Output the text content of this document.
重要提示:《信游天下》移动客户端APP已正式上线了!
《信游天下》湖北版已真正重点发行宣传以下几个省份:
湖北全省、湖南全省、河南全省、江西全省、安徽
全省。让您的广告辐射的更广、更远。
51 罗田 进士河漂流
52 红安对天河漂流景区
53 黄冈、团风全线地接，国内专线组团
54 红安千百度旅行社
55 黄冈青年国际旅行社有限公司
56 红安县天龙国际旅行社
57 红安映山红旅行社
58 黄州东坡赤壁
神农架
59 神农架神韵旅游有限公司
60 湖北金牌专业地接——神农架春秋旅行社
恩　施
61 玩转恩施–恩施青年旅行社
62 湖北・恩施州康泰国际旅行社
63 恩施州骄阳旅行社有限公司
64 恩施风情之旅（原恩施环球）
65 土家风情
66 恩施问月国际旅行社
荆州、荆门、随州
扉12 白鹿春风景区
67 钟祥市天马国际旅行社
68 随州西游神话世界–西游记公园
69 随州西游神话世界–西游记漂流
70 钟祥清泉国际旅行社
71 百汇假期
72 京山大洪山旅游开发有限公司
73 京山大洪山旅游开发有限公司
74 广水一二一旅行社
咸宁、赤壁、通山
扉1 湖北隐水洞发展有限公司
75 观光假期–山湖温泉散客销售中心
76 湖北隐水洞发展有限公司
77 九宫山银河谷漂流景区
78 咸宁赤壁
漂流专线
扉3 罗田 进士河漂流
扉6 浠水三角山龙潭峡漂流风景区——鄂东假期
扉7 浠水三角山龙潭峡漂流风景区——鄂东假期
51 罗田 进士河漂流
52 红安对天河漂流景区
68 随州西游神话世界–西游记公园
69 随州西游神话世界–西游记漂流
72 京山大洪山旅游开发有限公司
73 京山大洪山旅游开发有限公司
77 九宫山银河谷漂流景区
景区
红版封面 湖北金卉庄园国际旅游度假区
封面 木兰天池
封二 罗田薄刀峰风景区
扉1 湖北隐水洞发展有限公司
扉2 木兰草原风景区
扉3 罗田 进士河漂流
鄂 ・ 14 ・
+--
### Given request
Transcribe every entry exactly.

### Output for this exercise
Output the text content of this document.
重要提示:《信游天下》移动客户端APP已正式上线了!
《信游天下》湖北版已真正重点发行宣传以下几个省份:
湖北全省、湖南全省、河南全省、江西全省、安徽
全省。让您的广告辐射的更广、更远。
51 罗田 进士河漂流
52 红安对天河漂流景区
53 黄冈、团风全线地接，国内专线组团
54 红安千百度旅行社
55 黄冈青年国际旅行社有限公司
56 红安县天龙国际旅行社
57 红安映山红旅行社
58 黄州东坡赤壁
神农架
59 神农架神韵旅游有限公司
60 湖北金牌专业地接——神农架春秋旅行社
恩　施
61 玩转恩施–恩施青年旅行社
62 湖北・恩施州康泰国际旅行社
63 恩施州骄阳旅行社有限公司
64 恩施风情之旅（原恩施环球）
65 土家风情
66 恩施问月国际旅行社
荆州、荆门、随州
扉12 白鹿春风景区
67 钟祥市天马国际旅行社
68 随州西游神话世界–西游记公园
69 随州西游神话世界–西游记漂流
70 钟祥清泉国际旅行社
71 百汇假期
72 京山大洪山旅游开发有限公司
73 京山大洪山旅游开发有限公司
74 广水一二一旅行社
咸宁、赤壁、通山
扉1 湖北隐水洞发展有限公司
75 观光假期–山湖温泉散客销售中心
76 湖北隐水洞发展有限公司
77 九宫山银河谷漂流景区
78 咸宁赤壁
漂流专线
扉3 罗田 进士河漂流
扉6 浠水三角山龙潭峡漂流风景区——鄂东假期
扉7 浠水三角山龙潭峡漂流风景区——鄂东假期
51 罗田 进士河漂流
52 红安对天河漂流景区
68 随州西游神话世界–西游记公园
69 随州西游神话世界–西游记漂流
72 京山大洪山旅游开发有限公司
73 京山大洪山旅游开发有限公司
77 九宫山银河谷漂流景区
景区
红版封面 湖北金卉庄园国际旅游度假区
封面 木兰天池
封二 罗田薄刀峰风景区
扉1 湖北隐水洞发展有限公司
扉2 木兰草原风景区
扉3 罗田 进士河漂流
鄂 ・ 14 ・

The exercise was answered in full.